- **TASK TO COMPLETE**: Please copy the rows from the first one down to the row that holds "text-run: all [1017,137,1057,161]", both included, keeping every line identical to the original.

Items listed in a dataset
◇ ◇ ◇ ◇ ◇

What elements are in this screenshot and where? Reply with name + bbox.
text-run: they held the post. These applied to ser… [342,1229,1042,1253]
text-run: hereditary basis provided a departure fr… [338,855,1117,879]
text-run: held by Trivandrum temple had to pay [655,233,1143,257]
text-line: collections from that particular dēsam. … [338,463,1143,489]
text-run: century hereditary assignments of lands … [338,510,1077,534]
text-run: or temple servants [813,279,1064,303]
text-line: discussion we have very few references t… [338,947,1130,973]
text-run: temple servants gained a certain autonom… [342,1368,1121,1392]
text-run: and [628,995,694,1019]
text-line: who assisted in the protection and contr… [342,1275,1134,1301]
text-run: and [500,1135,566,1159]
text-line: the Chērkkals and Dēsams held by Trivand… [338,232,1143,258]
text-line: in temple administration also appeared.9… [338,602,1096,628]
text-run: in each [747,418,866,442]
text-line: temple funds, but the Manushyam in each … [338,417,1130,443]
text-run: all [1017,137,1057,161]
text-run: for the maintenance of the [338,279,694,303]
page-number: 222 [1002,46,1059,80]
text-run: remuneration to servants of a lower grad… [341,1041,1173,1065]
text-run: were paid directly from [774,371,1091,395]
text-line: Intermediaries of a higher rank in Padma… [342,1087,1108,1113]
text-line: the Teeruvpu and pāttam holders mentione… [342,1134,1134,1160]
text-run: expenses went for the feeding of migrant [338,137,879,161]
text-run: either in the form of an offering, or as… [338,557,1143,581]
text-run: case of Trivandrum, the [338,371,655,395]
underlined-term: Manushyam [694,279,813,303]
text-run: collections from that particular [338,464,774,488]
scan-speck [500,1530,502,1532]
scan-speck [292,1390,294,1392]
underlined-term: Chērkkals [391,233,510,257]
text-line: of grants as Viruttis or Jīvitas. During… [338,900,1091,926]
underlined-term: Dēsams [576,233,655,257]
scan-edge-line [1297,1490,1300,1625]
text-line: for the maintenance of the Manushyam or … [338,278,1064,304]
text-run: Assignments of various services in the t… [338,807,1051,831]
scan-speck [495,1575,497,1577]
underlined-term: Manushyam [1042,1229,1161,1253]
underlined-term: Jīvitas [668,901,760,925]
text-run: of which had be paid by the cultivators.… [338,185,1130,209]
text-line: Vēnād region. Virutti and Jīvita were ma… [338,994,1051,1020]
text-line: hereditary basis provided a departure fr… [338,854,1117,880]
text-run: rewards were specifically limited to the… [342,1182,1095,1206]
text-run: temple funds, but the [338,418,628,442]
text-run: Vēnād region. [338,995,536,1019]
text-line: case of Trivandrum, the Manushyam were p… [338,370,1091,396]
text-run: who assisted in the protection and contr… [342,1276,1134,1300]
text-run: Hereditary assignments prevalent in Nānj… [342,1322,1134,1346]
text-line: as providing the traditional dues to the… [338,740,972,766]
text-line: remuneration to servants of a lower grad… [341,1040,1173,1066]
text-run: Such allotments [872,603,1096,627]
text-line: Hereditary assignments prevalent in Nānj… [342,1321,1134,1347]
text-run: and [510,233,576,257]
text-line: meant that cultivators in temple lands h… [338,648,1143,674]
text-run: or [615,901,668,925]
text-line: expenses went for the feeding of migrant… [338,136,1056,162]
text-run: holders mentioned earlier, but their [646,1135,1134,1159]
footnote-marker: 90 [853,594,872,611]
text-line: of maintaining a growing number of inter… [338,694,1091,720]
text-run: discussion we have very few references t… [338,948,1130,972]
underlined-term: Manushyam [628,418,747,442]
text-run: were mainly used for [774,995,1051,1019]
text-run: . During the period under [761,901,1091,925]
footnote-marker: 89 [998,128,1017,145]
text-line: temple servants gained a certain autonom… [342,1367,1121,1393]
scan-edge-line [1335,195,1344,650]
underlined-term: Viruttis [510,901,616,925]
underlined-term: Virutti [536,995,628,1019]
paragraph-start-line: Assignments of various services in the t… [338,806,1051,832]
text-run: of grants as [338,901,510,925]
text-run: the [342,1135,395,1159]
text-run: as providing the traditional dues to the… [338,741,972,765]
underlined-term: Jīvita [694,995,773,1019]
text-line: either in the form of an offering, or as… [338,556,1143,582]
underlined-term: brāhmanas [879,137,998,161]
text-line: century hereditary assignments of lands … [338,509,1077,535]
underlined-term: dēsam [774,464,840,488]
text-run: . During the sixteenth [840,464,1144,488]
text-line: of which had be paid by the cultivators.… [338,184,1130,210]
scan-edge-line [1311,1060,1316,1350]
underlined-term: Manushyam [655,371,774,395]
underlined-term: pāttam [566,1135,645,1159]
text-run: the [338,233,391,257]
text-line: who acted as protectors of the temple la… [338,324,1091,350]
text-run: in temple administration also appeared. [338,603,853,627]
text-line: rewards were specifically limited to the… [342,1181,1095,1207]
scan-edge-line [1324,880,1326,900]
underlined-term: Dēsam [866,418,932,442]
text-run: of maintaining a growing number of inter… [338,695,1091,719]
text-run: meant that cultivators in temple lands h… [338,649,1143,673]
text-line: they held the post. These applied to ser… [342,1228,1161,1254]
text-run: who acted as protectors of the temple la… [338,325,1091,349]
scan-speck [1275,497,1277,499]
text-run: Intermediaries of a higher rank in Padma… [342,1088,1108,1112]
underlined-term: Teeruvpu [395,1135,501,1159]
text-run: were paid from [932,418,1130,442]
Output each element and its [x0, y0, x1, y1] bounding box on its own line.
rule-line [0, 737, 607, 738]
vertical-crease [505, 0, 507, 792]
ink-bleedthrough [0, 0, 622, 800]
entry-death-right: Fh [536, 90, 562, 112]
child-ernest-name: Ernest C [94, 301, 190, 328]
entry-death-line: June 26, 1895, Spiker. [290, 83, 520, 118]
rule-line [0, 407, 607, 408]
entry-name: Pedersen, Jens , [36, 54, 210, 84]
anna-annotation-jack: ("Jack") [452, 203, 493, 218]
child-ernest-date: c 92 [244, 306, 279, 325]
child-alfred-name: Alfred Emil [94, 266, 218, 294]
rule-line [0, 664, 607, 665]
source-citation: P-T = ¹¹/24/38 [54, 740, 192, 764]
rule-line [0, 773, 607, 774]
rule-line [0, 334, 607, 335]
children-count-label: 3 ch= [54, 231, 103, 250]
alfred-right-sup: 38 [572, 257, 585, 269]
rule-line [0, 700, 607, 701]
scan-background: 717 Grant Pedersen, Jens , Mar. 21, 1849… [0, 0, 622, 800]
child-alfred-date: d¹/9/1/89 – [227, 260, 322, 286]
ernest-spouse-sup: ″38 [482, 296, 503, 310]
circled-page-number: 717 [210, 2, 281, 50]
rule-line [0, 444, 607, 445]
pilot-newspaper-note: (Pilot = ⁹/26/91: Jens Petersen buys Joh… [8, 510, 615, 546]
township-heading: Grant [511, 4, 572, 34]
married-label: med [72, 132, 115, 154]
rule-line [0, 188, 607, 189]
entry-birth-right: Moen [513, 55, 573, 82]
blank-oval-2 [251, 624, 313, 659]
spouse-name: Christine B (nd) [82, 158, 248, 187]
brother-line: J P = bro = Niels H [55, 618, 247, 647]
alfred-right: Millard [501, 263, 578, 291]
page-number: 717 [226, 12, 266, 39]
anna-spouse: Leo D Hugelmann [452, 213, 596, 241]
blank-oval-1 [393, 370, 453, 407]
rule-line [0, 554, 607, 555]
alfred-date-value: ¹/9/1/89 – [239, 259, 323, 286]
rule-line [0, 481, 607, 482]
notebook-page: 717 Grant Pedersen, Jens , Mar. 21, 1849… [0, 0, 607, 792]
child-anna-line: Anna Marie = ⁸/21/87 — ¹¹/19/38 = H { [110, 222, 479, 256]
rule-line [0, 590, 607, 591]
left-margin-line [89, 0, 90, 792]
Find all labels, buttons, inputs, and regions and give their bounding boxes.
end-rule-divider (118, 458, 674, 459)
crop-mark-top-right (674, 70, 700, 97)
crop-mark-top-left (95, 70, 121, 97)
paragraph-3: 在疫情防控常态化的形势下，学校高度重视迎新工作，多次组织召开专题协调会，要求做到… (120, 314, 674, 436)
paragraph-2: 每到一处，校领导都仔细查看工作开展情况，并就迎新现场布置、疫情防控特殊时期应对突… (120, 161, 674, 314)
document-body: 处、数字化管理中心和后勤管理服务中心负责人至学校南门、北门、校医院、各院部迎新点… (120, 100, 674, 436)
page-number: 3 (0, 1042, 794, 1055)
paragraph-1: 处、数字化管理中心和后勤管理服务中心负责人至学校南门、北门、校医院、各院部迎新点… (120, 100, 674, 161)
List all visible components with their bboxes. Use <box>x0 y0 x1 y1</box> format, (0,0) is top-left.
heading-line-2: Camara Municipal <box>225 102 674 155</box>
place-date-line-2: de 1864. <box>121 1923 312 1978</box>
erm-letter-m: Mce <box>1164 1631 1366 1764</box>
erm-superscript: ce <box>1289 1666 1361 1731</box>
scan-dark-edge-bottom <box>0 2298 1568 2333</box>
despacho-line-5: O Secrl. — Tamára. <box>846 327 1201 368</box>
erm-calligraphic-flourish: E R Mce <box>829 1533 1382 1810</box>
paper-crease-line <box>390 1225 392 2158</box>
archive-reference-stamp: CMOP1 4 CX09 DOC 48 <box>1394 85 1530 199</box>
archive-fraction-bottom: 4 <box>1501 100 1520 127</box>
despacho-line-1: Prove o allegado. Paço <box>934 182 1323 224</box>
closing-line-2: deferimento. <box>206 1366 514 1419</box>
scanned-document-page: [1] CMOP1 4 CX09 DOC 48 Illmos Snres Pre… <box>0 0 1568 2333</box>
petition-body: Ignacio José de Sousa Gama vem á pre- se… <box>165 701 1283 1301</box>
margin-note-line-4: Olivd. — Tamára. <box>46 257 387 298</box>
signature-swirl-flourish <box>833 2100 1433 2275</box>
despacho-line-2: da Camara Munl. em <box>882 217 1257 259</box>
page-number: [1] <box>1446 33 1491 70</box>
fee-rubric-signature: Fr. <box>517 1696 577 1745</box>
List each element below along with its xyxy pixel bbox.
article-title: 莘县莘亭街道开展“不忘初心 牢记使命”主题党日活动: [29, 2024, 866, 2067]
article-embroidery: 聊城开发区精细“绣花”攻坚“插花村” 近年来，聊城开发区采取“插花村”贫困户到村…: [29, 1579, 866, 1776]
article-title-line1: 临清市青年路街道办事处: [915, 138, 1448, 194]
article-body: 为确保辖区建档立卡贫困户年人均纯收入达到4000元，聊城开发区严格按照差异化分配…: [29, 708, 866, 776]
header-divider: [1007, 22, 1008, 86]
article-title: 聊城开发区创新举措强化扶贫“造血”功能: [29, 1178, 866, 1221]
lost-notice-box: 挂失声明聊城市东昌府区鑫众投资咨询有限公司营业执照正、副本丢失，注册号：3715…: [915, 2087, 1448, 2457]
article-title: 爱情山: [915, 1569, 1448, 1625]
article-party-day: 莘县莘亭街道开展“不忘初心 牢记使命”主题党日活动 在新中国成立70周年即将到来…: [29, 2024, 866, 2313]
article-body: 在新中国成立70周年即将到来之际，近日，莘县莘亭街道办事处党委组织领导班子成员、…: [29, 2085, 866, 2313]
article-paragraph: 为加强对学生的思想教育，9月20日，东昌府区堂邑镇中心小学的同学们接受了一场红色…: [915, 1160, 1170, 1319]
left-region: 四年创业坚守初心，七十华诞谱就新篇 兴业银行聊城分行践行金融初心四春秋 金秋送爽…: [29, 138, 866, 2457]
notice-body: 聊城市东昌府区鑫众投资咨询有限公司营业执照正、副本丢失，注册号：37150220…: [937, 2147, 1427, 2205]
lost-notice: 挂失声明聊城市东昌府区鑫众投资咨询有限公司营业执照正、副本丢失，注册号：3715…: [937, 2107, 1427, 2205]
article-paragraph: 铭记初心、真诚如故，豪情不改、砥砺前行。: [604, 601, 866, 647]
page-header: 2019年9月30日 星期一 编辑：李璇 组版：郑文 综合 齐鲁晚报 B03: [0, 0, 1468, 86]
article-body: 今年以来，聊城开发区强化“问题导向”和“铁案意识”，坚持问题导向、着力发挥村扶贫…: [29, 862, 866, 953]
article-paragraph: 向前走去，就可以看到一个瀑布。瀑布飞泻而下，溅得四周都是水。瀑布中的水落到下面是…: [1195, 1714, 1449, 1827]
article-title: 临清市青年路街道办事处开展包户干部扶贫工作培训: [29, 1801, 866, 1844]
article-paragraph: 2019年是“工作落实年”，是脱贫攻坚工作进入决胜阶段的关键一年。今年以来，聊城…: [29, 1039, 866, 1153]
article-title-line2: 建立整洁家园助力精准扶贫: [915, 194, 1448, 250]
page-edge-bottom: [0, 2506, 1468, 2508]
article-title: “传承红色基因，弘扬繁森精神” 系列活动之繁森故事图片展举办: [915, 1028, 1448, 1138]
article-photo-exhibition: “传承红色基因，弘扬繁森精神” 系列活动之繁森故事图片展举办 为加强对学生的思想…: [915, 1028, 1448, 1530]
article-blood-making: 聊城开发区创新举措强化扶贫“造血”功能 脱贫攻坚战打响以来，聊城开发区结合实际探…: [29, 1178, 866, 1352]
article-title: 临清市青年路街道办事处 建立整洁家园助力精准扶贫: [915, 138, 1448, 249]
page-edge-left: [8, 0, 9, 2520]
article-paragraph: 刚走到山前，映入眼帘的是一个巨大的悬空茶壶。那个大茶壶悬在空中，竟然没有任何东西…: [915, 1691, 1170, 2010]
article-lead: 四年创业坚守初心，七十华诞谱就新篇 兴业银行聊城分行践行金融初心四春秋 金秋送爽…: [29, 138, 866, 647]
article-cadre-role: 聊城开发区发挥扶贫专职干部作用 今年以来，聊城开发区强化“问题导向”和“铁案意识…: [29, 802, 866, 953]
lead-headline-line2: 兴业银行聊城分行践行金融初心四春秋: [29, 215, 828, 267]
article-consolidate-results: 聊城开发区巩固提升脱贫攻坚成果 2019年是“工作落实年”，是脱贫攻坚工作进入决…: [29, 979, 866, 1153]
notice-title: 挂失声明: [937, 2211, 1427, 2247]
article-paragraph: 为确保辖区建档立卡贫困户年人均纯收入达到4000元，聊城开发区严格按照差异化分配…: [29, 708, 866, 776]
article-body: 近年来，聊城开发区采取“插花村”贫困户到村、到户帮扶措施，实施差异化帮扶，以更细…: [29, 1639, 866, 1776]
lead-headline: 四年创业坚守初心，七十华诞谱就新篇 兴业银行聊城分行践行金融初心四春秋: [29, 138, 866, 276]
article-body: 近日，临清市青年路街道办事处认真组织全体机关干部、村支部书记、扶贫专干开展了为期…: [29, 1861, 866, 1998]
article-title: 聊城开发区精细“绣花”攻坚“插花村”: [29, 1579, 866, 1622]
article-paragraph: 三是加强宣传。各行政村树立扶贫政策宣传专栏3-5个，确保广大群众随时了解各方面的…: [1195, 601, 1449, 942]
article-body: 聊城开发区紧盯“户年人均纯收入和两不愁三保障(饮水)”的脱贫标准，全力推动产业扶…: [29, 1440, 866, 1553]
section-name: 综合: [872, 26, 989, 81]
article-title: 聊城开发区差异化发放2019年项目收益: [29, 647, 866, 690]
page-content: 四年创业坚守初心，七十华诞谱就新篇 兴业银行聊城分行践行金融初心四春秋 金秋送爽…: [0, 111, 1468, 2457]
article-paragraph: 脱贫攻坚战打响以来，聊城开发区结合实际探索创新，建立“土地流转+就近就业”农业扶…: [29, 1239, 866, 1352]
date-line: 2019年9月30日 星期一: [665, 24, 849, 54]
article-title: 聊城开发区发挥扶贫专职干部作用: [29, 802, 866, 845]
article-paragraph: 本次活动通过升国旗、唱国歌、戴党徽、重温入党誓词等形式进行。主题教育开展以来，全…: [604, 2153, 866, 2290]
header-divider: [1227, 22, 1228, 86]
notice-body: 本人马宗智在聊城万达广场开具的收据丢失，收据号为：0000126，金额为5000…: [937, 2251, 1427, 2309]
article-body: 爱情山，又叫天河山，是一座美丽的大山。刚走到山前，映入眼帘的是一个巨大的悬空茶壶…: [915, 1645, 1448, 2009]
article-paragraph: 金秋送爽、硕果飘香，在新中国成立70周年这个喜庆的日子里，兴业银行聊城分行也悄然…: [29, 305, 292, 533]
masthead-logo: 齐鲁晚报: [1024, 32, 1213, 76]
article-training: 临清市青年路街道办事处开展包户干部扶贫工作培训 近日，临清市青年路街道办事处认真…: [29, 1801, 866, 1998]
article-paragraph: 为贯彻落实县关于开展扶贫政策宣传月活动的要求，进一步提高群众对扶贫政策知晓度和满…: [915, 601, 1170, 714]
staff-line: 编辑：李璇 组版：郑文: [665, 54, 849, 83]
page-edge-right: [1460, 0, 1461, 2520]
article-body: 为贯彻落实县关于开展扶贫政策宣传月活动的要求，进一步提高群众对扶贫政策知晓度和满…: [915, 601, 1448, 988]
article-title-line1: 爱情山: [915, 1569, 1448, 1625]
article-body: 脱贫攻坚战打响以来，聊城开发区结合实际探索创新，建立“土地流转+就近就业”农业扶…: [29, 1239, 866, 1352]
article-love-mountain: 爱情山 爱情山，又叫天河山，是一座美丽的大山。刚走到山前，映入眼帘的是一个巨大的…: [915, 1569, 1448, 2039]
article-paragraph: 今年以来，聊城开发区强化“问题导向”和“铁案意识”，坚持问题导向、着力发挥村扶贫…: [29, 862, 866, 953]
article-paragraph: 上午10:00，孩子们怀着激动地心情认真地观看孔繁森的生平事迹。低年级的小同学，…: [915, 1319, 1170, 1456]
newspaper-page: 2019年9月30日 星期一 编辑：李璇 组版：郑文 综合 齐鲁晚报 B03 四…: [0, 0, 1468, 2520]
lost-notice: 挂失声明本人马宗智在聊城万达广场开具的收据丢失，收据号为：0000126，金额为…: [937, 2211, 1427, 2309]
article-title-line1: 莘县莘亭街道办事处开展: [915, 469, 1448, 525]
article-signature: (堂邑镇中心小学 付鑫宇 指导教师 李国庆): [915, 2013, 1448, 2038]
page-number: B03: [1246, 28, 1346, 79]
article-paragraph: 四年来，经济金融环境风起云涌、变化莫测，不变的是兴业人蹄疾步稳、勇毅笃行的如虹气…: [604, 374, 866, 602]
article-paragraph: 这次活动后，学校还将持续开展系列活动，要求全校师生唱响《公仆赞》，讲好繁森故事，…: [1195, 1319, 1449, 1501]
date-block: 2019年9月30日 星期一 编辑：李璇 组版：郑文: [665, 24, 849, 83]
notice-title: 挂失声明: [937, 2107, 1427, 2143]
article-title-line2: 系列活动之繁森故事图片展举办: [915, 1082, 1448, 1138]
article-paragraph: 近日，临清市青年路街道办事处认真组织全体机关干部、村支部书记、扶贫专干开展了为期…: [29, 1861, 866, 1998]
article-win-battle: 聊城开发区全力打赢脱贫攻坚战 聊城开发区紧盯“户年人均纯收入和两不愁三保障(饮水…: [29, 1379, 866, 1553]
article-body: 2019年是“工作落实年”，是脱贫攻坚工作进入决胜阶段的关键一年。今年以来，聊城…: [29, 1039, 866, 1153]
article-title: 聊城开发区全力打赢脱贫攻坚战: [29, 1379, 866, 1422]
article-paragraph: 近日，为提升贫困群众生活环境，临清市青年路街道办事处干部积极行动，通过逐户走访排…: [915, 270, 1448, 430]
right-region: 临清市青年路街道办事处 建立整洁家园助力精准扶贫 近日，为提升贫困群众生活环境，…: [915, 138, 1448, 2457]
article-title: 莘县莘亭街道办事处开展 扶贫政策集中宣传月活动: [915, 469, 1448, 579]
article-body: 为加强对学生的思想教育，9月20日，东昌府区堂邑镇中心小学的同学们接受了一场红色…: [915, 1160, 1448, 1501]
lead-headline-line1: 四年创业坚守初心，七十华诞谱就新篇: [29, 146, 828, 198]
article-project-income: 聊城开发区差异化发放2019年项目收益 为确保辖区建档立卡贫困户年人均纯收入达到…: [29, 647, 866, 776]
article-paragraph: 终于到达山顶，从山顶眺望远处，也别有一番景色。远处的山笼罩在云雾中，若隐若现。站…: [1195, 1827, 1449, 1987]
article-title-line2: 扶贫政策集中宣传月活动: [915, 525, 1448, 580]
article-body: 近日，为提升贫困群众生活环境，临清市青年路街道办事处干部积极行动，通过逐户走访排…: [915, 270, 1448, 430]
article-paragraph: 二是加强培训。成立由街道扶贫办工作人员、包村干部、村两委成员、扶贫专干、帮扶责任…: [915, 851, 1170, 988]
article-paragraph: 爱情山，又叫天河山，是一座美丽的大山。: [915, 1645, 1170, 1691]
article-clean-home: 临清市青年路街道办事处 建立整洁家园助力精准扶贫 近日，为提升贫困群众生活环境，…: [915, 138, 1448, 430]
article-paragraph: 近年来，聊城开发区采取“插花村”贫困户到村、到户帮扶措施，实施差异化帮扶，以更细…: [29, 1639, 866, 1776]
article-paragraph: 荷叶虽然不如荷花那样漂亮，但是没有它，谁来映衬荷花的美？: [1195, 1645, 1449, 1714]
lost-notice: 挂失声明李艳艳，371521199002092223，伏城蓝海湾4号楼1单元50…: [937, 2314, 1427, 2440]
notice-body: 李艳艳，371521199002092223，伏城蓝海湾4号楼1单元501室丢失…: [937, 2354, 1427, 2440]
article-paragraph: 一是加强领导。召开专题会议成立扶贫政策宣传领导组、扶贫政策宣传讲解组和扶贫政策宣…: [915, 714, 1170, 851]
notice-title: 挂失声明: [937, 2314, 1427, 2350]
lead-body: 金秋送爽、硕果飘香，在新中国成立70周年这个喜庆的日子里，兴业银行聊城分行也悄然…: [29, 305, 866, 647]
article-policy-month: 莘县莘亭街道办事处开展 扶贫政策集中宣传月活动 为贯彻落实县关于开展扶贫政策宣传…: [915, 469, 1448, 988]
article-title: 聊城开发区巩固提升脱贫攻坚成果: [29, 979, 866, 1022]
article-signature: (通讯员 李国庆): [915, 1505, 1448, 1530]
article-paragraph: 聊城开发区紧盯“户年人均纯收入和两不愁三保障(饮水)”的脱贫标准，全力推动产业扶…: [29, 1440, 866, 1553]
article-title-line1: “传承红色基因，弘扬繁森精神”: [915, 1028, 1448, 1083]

◇ ◇ ◇ ◇ ◇

- **EXERCISE RESULT**:
What elements are in this screenshot and where? Reply with name + bbox.
text-run: they held the post. These applied to ser… [342,1229,1042,1253]
text-run: hereditary basis provided a departure fr… [338,855,1117,879]
text-run: held by Trivandrum temple had to pay [655,233,1143,257]
text-line: collections from that particular dēsam. … [338,463,1143,489]
text-run: century hereditary assignments of lands … [338,510,1077,534]
text-run: or temple servants [813,279,1064,303]
text-line: discussion we have very few references t… [338,947,1130,973]
text-run: temple servants gained a certain autonom… [342,1368,1121,1392]
text-run: and [628,995,694,1019]
text-line: who assisted in the protection and contr… [342,1275,1134,1301]
text-run: and [500,1135,566,1159]
text-line: the Chērkkals and Dēsams held by Trivand… [338,232,1143,258]
text-line: in temple administration also appeared.9… [338,602,1096,628]
text-run: in each [747,418,866,442]
text-line: temple funds, but the Manushyam in each … [338,417,1130,443]
text-run: all [1017,137,1057,161]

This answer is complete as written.